— START OF EXTRACTED RECORDS —

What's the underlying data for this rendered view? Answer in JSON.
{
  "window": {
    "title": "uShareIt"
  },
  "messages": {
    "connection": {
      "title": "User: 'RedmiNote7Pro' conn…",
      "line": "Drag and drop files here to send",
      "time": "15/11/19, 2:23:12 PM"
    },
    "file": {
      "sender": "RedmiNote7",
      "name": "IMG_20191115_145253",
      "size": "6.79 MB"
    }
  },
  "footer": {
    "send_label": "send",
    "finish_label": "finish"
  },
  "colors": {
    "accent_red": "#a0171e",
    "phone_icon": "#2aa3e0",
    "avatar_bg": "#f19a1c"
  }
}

— END OF EXTRACTED RECORDS —
— START OF EXTRACTED RECORDS —

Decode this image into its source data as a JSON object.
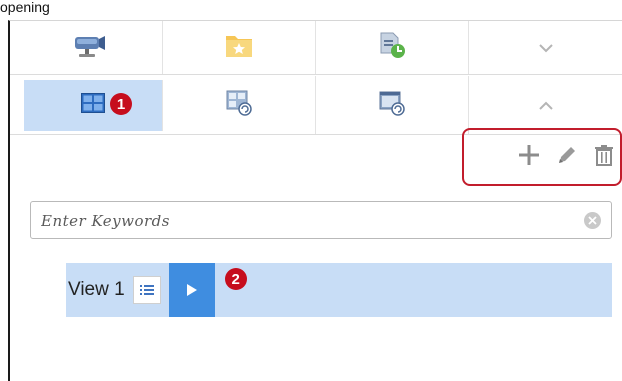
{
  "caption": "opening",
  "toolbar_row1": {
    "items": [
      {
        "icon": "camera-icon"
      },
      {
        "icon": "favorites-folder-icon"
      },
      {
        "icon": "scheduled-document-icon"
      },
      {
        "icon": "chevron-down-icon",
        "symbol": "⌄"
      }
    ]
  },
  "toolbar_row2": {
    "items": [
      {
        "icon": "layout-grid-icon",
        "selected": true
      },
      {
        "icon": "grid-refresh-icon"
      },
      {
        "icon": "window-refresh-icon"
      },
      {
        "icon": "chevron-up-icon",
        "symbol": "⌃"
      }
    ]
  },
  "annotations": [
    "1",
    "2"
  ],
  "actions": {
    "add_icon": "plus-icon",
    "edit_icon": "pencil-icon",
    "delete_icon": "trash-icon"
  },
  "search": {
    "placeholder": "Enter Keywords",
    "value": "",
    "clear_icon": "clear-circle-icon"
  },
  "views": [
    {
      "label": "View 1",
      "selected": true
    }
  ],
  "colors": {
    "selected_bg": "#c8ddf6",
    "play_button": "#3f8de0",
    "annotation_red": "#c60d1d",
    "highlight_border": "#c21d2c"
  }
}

— END OF EXTRACTED RECORDS —
— START OF EXTRACTED RECORDS —

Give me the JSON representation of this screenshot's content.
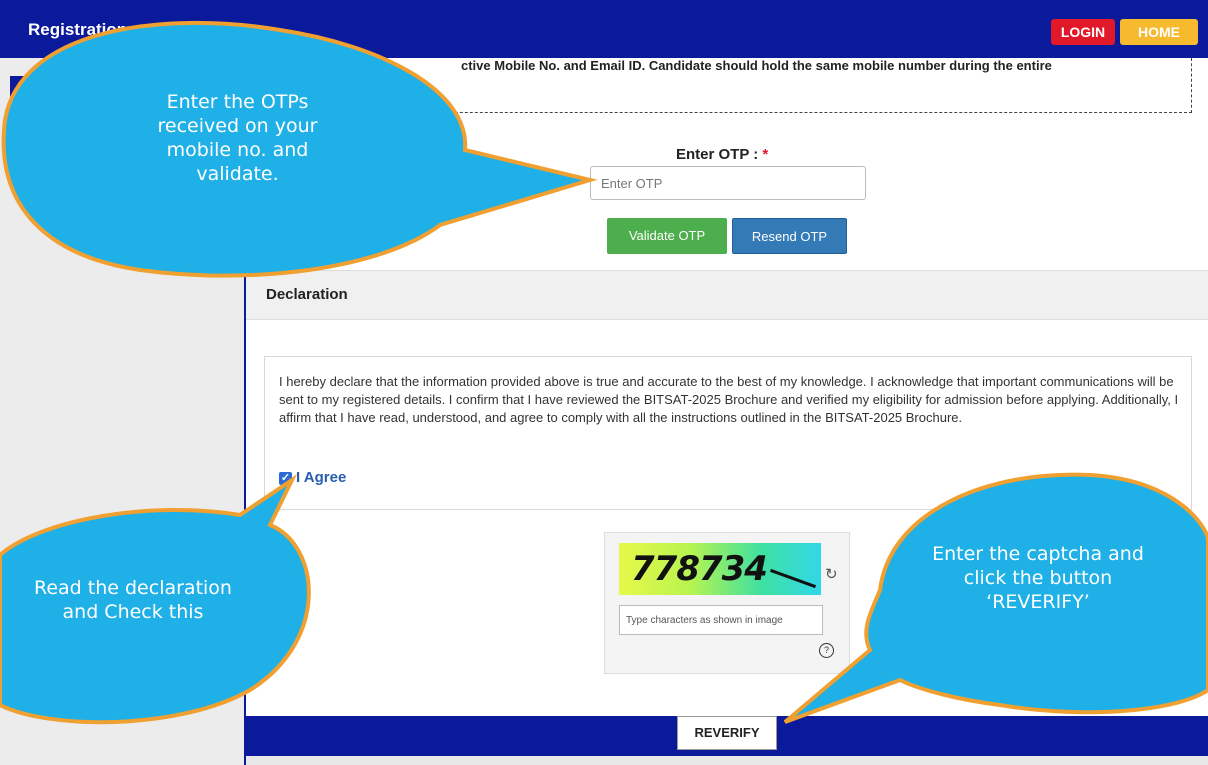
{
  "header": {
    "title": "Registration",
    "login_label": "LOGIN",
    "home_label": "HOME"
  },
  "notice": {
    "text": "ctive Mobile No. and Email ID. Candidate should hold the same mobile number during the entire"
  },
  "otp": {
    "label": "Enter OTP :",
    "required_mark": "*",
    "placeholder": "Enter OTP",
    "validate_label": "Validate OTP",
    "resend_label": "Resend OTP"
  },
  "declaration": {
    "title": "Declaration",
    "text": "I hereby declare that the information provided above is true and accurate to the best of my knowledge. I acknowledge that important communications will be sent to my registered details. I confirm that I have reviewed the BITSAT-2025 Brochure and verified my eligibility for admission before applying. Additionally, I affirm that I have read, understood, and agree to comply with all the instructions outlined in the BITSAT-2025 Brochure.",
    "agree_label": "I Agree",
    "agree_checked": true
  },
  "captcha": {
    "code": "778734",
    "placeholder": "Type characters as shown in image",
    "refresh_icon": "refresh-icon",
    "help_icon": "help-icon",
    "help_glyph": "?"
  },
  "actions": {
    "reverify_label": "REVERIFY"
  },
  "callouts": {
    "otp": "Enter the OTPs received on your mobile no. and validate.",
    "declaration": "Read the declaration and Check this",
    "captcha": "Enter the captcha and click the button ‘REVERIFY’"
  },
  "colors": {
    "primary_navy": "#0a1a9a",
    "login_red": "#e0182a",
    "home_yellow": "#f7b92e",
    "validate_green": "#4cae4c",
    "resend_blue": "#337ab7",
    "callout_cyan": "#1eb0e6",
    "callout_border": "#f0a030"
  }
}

— END OF EXTRACTED RECORDS —

#### PROBLEM DETAILS:
Look for "captcha" and pull out every line that has it.

#### OUTPUT:
  "captcha": {
    "captcha": "Enter the captcha and click the button ‘REVERIFY’"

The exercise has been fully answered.